RECORDS PROVIDED:
_ _ _ _
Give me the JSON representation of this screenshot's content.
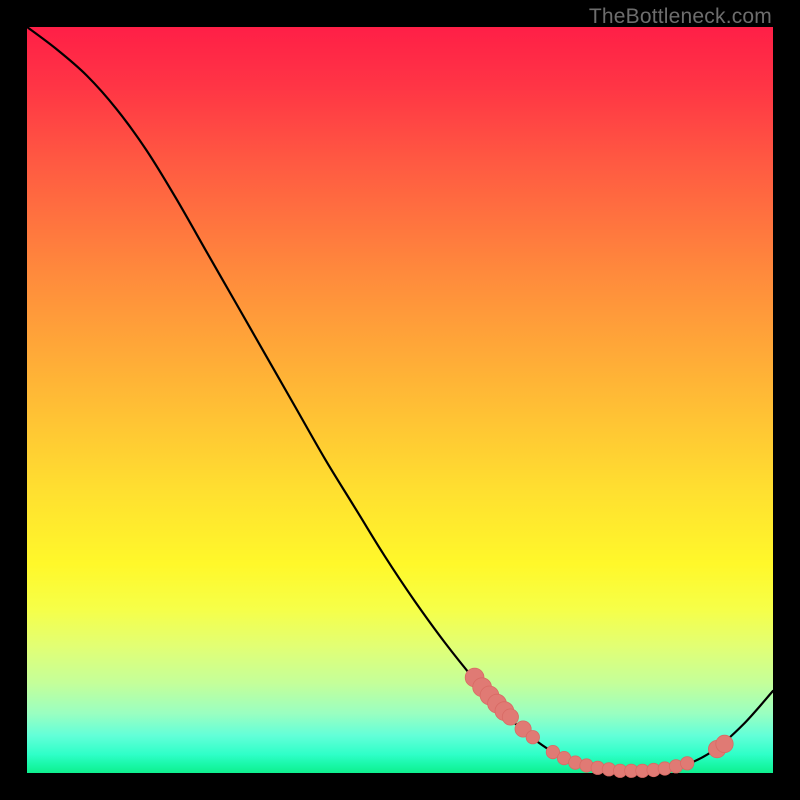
{
  "watermark": "TheBottleneck.com",
  "colors": {
    "curve": "#000000",
    "dot": "#e07a74",
    "dot_stroke": "#d86a64",
    "background": "#000000"
  },
  "chart_data": {
    "type": "line",
    "title": "",
    "xlabel": "",
    "ylabel": "",
    "xlim": [
      0,
      100
    ],
    "ylim": [
      0,
      100
    ],
    "grid": false,
    "legend": false,
    "series": [
      {
        "name": "curve",
        "x": [
          0,
          4,
          8,
          12,
          16,
          20,
          24,
          28,
          32,
          36,
          40,
          44,
          48,
          52,
          56,
          60,
          64,
          68,
          72,
          76,
          80,
          84,
          88,
          92,
          96,
          100
        ],
        "values": [
          100,
          97,
          93.5,
          89,
          83.5,
          77,
          70,
          63,
          56,
          49,
          42,
          35.5,
          29,
          23,
          17.5,
          12.5,
          8,
          4.5,
          2,
          0.8,
          0.3,
          0.3,
          1,
          3,
          6.5,
          11
        ]
      }
    ],
    "markers": [
      {
        "x": 60.0,
        "y": 12.8,
        "r": 1.4
      },
      {
        "x": 61.0,
        "y": 11.5,
        "r": 1.4
      },
      {
        "x": 62.0,
        "y": 10.4,
        "r": 1.4
      },
      {
        "x": 63.0,
        "y": 9.3,
        "r": 1.4
      },
      {
        "x": 64.0,
        "y": 8.3,
        "r": 1.4
      },
      {
        "x": 64.8,
        "y": 7.5,
        "r": 1.2
      },
      {
        "x": 66.5,
        "y": 5.9,
        "r": 1.2
      },
      {
        "x": 67.8,
        "y": 4.8,
        "r": 1.0
      },
      {
        "x": 70.5,
        "y": 2.8,
        "r": 1.0
      },
      {
        "x": 72.0,
        "y": 2.0,
        "r": 1.0
      },
      {
        "x": 73.5,
        "y": 1.4,
        "r": 1.0
      },
      {
        "x": 75.0,
        "y": 1.0,
        "r": 1.0
      },
      {
        "x": 76.5,
        "y": 0.7,
        "r": 1.0
      },
      {
        "x": 78.0,
        "y": 0.5,
        "r": 1.0
      },
      {
        "x": 79.5,
        "y": 0.3,
        "r": 1.0
      },
      {
        "x": 81.0,
        "y": 0.3,
        "r": 1.0
      },
      {
        "x": 82.5,
        "y": 0.3,
        "r": 1.0
      },
      {
        "x": 84.0,
        "y": 0.4,
        "r": 1.0
      },
      {
        "x": 85.5,
        "y": 0.6,
        "r": 1.0
      },
      {
        "x": 87.0,
        "y": 0.9,
        "r": 1.0
      },
      {
        "x": 88.5,
        "y": 1.3,
        "r": 1.0
      },
      {
        "x": 92.5,
        "y": 3.2,
        "r": 1.3
      },
      {
        "x": 93.5,
        "y": 3.9,
        "r": 1.3
      }
    ]
  }
}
_ _ _ _
CHALLENGE: Without the pictures, output the full listing exactly as it stands.

REPLY:
Give me the JSON representation of this screenshot's content.
{
  "watermark": "TheBottleneck.com",
  "colors": {
    "curve": "#000000",
    "dot": "#e07a74",
    "dot_stroke": "#d86a64",
    "background": "#000000"
  },
  "chart_data": {
    "type": "line",
    "title": "",
    "xlabel": "",
    "ylabel": "",
    "xlim": [
      0,
      100
    ],
    "ylim": [
      0,
      100
    ],
    "grid": false,
    "legend": false,
    "series": [
      {
        "name": "curve",
        "x": [
          0,
          4,
          8,
          12,
          16,
          20,
          24,
          28,
          32,
          36,
          40,
          44,
          48,
          52,
          56,
          60,
          64,
          68,
          72,
          76,
          80,
          84,
          88,
          92,
          96,
          100
        ],
        "values": [
          100,
          97,
          93.5,
          89,
          83.5,
          77,
          70,
          63,
          56,
          49,
          42,
          35.5,
          29,
          23,
          17.5,
          12.5,
          8,
          4.5,
          2,
          0.8,
          0.3,
          0.3,
          1,
          3,
          6.5,
          11
        ]
      }
    ],
    "markers": [
      {
        "x": 60.0,
        "y": 12.8,
        "r": 1.4
      },
      {
        "x": 61.0,
        "y": 11.5,
        "r": 1.4
      },
      {
        "x": 62.0,
        "y": 10.4,
        "r": 1.4
      },
      {
        "x": 63.0,
        "y": 9.3,
        "r": 1.4
      },
      {
        "x": 64.0,
        "y": 8.3,
        "r": 1.4
      },
      {
        "x": 64.8,
        "y": 7.5,
        "r": 1.2
      },
      {
        "x": 66.5,
        "y": 5.9,
        "r": 1.2
      },
      {
        "x": 67.8,
        "y": 4.8,
        "r": 1.0
      },
      {
        "x": 70.5,
        "y": 2.8,
        "r": 1.0
      },
      {
        "x": 72.0,
        "y": 2.0,
        "r": 1.0
      },
      {
        "x": 73.5,
        "y": 1.4,
        "r": 1.0
      },
      {
        "x": 75.0,
        "y": 1.0,
        "r": 1.0
      },
      {
        "x": 76.5,
        "y": 0.7,
        "r": 1.0
      },
      {
        "x": 78.0,
        "y": 0.5,
        "r": 1.0
      },
      {
        "x": 79.5,
        "y": 0.3,
        "r": 1.0
      },
      {
        "x": 81.0,
        "y": 0.3,
        "r": 1.0
      },
      {
        "x": 82.5,
        "y": 0.3,
        "r": 1.0
      },
      {
        "x": 84.0,
        "y": 0.4,
        "r": 1.0
      },
      {
        "x": 85.5,
        "y": 0.6,
        "r": 1.0
      },
      {
        "x": 87.0,
        "y": 0.9,
        "r": 1.0
      },
      {
        "x": 88.5,
        "y": 1.3,
        "r": 1.0
      },
      {
        "x": 92.5,
        "y": 3.2,
        "r": 1.3
      },
      {
        "x": 93.5,
        "y": 3.9,
        "r": 1.3
      }
    ]
  }
}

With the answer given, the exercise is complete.